Goal of the exercise -> Exactly reproduce the entries, dropping any pictures from your copy.
---------- Task input
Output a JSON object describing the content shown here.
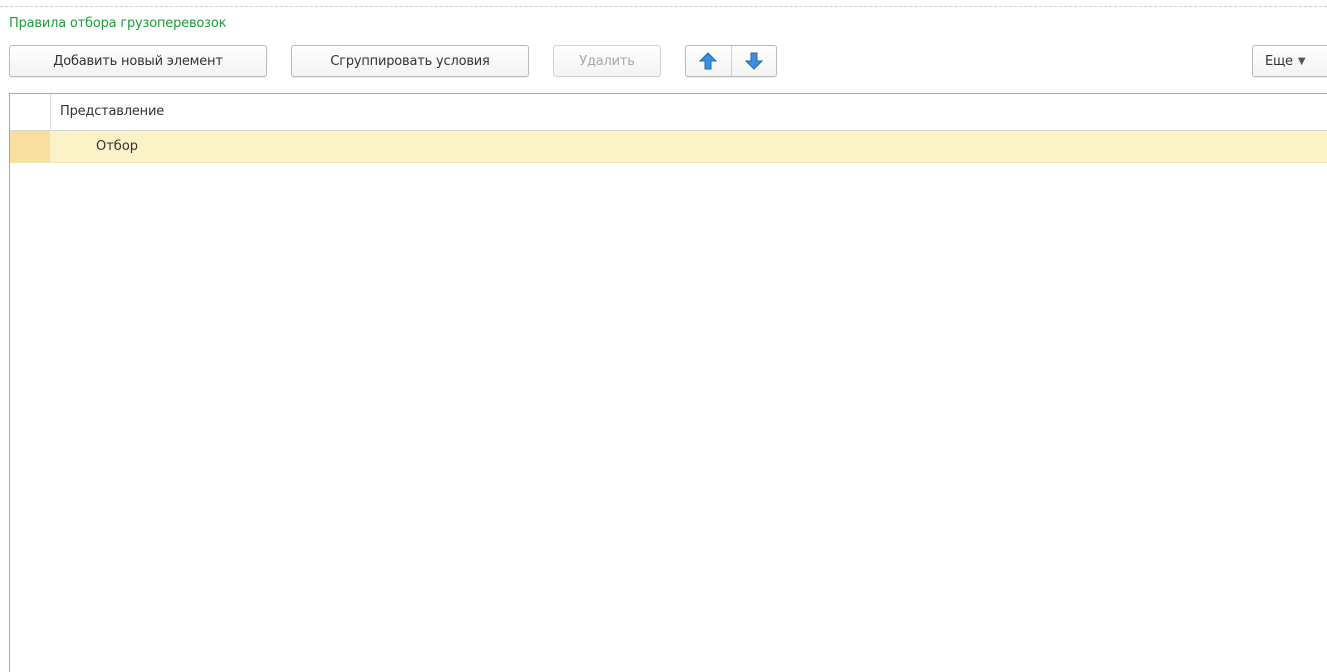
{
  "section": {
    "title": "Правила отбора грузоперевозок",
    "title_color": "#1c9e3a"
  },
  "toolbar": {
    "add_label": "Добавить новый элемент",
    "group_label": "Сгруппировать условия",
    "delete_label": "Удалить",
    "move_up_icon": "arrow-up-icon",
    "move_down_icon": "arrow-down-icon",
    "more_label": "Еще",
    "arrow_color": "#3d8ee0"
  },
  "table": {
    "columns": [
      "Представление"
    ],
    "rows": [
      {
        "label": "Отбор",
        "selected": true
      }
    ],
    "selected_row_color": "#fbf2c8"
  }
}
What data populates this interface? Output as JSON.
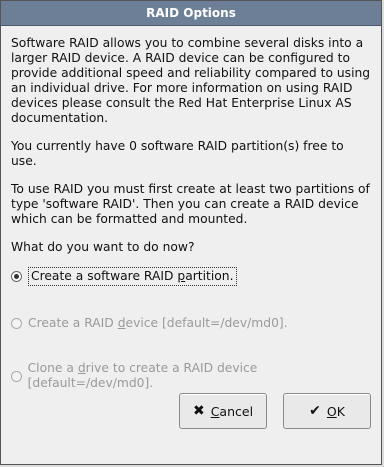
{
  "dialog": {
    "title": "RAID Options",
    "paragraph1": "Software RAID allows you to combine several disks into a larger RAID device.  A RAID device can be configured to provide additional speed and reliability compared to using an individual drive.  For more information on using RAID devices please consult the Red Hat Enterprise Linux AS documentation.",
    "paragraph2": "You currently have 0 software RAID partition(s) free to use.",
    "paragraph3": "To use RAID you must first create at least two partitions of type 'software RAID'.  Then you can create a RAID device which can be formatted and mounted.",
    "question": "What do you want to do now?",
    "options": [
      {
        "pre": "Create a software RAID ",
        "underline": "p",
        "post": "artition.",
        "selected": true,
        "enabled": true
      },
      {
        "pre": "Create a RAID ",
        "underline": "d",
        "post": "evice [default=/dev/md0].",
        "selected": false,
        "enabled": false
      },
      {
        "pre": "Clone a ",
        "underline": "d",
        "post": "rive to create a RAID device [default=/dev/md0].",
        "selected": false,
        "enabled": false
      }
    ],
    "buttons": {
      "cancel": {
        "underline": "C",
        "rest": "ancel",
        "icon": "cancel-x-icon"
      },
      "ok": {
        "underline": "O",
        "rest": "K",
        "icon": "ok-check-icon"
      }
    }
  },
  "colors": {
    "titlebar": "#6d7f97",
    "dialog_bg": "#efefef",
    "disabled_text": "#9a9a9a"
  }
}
--------------------
Output ->
Output a JSON object describing the content shown here.
{
  "section": {
    "title": "Правила отбора грузоперевозок",
    "title_color": "#1c9e3a"
  },
  "toolbar": {
    "add_label": "Добавить новый элемент",
    "group_label": "Сгруппировать условия",
    "delete_label": "Удалить",
    "move_up_icon": "arrow-up-icon",
    "move_down_icon": "arrow-down-icon",
    "more_label": "Еще",
    "arrow_color": "#3d8ee0"
  },
  "table": {
    "columns": [
      "Представление"
    ],
    "rows": [
      {
        "label": "Отбор",
        "selected": true
      }
    ],
    "selected_row_color": "#fbf2c8"
  }
}
What data populates this interface? Output as JSON.
{
  "dialog": {
    "title": "RAID Options",
    "paragraph1": "Software RAID allows you to combine several disks into a larger RAID device.  A RAID device can be configured to provide additional speed and reliability compared to using an individual drive.  For more information on using RAID devices please consult the Red Hat Enterprise Linux AS documentation.",
    "paragraph2": "You currently have 0 software RAID partition(s) free to use.",
    "paragraph3": "To use RAID you must first create at least two partitions of type 'software RAID'.  Then you can create a RAID device which can be formatted and mounted.",
    "question": "What do you want to do now?",
    "options": [
      {
        "pre": "Create a software RAID ",
        "underline": "p",
        "post": "artition.",
        "selected": true,
        "enabled": true
      },
      {
        "pre": "Create a RAID ",
        "underline": "d",
        "post": "evice [default=/dev/md0].",
        "selected": false,
        "enabled": false
      },
      {
        "pre": "Clone a ",
        "underline": "d",
        "post": "rive to create a RAID device [default=/dev/md0].",
        "selected": false,
        "enabled": false
      }
    ],
    "buttons": {
      "cancel": {
        "underline": "C",
        "rest": "ancel",
        "icon": "cancel-x-icon"
      },
      "ok": {
        "underline": "O",
        "rest": "K",
        "icon": "ok-check-icon"
      }
    }
  },
  "colors": {
    "titlebar": "#6d7f97",
    "dialog_bg": "#efefef",
    "disabled_text": "#9a9a9a"
  }
}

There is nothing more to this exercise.